** DOCUMENT PASSAGE follows **

We searched for eligible trials in the following databases: Cochrane Central Register of Controlled Trials (CENTRAL) (The Cochrane Library, Issue 8, 2012), MEDLINE via Ovid (from 1985 to 9 September 2012) and EMBASE via Ovid (from 1985 to 9 September 2012). The Cochrane highly sensitive filter for randomized controlled trials was applied in MEDLINE and EMBASE. We also searched trial registers such as www.clinicaltrials.gov and the Current Controlled Clinical Trials Website (http://www.controlled-trials.com/) for ongoing trials. The start date of these searches was limited to 1985, shortly before the first SAD was introduced, in 1988. We undertook forward and backward citation tracing for key review articles and eligible articles identified through the electronic resources.
We considered all randomized controlled trials of participants aged 16 years and older with a BMI > 30 kg/m2 undergoing general anaesthesia. We compared the use of any model of SAD with the use of tracheal tubes (TTs) of any design.
We used standard methodological procedures expected by The Cochrane Collaboration. Two review authors independently assessed trial quality and extracted data, including information on adverse events. We contacted study authors for additional information. If sufficient data were available, results were presented as pooled risk ratios (RRs) with 95% confidence intervals (CIs) based on random-effects models (inverse variance method). We employed the Chi2 test and calculated the I2 statistic to investigate study heterogeneity.

** End of DOCUMENT PASSAGE **

WORK INSTRUCTIONS =
1. Please answer these questions from the review methods passage:
(a) In what year was the first SAD introduced?
(b) What was the minimum age of participants in the trials considered?
(c) Which test was used alongside the I2 statistic to investigate study heterogeneity?
2. Decide whether each statement agrees with the review methods passage, and quote the words that settle it.
(a) EMBASE was searched from 1985 to 9 September 2012.
(b) A single review author assessed trial quality.
(c) Pooled results were based on fixed-effect models.
3. Carry on the review methods passage, starting after its final sentence.
You can leave the rows aside; none of them are needed.

** DATA EXTRACT follows **

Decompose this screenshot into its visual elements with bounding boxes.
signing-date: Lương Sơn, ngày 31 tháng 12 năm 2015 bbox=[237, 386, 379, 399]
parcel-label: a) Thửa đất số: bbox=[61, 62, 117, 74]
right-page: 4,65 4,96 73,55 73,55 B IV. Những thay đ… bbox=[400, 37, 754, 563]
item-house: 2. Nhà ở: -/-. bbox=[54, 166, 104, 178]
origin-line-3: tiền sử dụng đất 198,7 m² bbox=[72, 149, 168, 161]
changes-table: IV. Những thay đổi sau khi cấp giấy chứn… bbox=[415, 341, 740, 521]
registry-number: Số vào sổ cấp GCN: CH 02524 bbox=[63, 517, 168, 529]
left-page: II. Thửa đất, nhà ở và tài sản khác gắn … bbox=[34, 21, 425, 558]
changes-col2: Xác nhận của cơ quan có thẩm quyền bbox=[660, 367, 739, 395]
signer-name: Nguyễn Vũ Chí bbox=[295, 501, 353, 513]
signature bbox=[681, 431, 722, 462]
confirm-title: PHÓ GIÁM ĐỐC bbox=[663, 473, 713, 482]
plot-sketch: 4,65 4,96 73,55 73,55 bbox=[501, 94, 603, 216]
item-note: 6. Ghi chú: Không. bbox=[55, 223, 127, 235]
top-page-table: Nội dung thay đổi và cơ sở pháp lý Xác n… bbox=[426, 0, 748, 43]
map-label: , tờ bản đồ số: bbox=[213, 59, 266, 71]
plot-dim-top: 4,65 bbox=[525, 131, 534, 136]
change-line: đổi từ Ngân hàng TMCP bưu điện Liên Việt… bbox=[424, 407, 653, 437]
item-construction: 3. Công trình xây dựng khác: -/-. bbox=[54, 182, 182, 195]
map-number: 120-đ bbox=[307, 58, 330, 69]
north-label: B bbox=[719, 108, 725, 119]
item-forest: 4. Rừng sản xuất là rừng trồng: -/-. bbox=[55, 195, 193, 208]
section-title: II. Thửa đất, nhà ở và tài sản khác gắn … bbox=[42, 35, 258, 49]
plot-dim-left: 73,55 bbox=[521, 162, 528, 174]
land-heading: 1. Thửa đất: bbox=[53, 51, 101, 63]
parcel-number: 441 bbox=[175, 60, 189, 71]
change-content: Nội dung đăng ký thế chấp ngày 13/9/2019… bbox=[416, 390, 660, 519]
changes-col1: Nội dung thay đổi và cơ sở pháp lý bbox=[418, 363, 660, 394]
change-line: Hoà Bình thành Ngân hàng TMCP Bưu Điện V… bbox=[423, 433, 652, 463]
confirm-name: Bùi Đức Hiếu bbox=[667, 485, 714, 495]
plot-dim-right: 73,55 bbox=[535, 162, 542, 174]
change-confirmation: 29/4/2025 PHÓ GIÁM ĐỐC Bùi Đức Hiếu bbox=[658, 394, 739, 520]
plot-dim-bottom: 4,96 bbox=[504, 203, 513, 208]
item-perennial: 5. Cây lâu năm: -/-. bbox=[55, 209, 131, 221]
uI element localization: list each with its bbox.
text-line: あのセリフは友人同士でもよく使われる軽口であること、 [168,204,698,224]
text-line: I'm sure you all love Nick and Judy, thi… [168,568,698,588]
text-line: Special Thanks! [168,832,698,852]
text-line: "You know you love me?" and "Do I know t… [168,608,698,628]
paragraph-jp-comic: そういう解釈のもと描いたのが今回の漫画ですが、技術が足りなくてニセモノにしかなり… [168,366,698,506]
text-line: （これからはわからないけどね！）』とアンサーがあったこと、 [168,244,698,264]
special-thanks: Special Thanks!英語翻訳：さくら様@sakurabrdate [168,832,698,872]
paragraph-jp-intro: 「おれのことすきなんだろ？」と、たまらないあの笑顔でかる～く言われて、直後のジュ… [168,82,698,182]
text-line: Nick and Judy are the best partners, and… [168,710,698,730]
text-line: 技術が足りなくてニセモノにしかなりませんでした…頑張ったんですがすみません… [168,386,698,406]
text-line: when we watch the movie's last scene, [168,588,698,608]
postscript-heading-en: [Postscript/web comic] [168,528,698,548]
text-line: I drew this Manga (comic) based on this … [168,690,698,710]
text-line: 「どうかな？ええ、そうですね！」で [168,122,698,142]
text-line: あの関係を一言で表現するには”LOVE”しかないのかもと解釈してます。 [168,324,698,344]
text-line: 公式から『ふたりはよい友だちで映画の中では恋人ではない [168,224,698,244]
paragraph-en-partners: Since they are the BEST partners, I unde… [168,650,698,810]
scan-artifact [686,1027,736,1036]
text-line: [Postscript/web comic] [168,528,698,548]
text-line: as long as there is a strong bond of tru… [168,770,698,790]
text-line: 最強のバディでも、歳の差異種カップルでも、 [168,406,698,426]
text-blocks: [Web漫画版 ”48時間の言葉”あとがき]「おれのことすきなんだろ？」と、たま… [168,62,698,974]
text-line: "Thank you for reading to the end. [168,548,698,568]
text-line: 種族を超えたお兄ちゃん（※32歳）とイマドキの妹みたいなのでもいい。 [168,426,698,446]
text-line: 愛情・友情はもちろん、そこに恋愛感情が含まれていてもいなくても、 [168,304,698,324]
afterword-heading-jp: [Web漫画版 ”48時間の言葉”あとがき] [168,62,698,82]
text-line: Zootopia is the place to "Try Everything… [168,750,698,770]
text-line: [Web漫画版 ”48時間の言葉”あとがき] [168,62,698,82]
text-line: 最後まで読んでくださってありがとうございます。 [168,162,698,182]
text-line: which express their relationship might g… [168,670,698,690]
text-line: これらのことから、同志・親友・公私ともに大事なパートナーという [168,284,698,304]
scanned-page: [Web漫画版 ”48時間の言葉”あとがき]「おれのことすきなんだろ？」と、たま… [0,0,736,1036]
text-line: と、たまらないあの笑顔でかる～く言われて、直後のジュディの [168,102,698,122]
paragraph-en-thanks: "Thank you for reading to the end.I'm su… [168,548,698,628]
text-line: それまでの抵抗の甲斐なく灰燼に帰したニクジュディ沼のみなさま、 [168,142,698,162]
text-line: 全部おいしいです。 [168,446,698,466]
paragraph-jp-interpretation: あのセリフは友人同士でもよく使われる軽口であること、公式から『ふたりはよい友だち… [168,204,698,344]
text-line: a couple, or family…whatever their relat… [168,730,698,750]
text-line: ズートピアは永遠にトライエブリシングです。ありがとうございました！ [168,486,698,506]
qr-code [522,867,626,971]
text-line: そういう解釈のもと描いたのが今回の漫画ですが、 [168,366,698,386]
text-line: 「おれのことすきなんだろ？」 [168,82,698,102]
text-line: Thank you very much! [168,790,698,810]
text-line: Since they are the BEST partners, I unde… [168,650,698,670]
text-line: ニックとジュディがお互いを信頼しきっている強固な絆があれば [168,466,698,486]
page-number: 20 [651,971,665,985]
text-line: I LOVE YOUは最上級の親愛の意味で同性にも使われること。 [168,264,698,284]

** End of DATA EXTRACT **

ANSWERS FOR THIS EXERCISE =
1.
(a) 1988
(b) 16 years
(c) The Chi2 test

2.
(a) Yes: "EMBASE via Ovid (from 1985 to 9 September 2012)"
(b) No: "Two review authors independently assessed trial quality and extracted data"
(c) No: "based on random-effects models (inverse variance method)"

3.
We identified two eligible studies, both comparing the use of one model of SAD, the ProSeal laryngeal mask airway (PLMA) with a TT, with a total study population of 232. One study population underwent laparoscopic surgery. The included studies were generally of high quality, but there was an unavoidable high risk of bias in the main airway variables, such as change of device or laryngospasm, as the intubator could not be blinded. Many outcomes included data from one study only.
A total of 5/118 (4.2%) participants randomly assigned to PLMA across both studies were changed to TT insertion because of failed or unsatisfactory placement of the device. Postoperative episodes of hypoxaemia (oxygen saturation < 92% whilst breathing air) were less common in the PLMA groups (RR 0.27, 95% CI 0.10 to 0.72). We found a significant postoperative difference in mean oxygen saturation, with saturation 2.54% higher in the PLMA group (95% CI 1.09% to 4.00%). This analysis showed high levels of heterogeneity between results (I2 = 71%). The leak fraction was significantly higher in the PLMA group, with the largest difference seen during abdominal insufflation－a 6.4% increase in the PLMA group (95% CI 3.07% to 9.73%).
No cases of pulmonary aspiration of gastric contents, mortality or serious respiratory complications were reported in either study. We are therefore unable to present effect estimates for these outcomes.
In all, 2/118 participants with a PLMA suffered laryngospam or bronchospasm compared with 4/114 participants with a TT. The pooled estimate shows a non-significant reduction in laryngospasm in the PLMA group (RR 0.48, 95% CI 0.09 to 2.59).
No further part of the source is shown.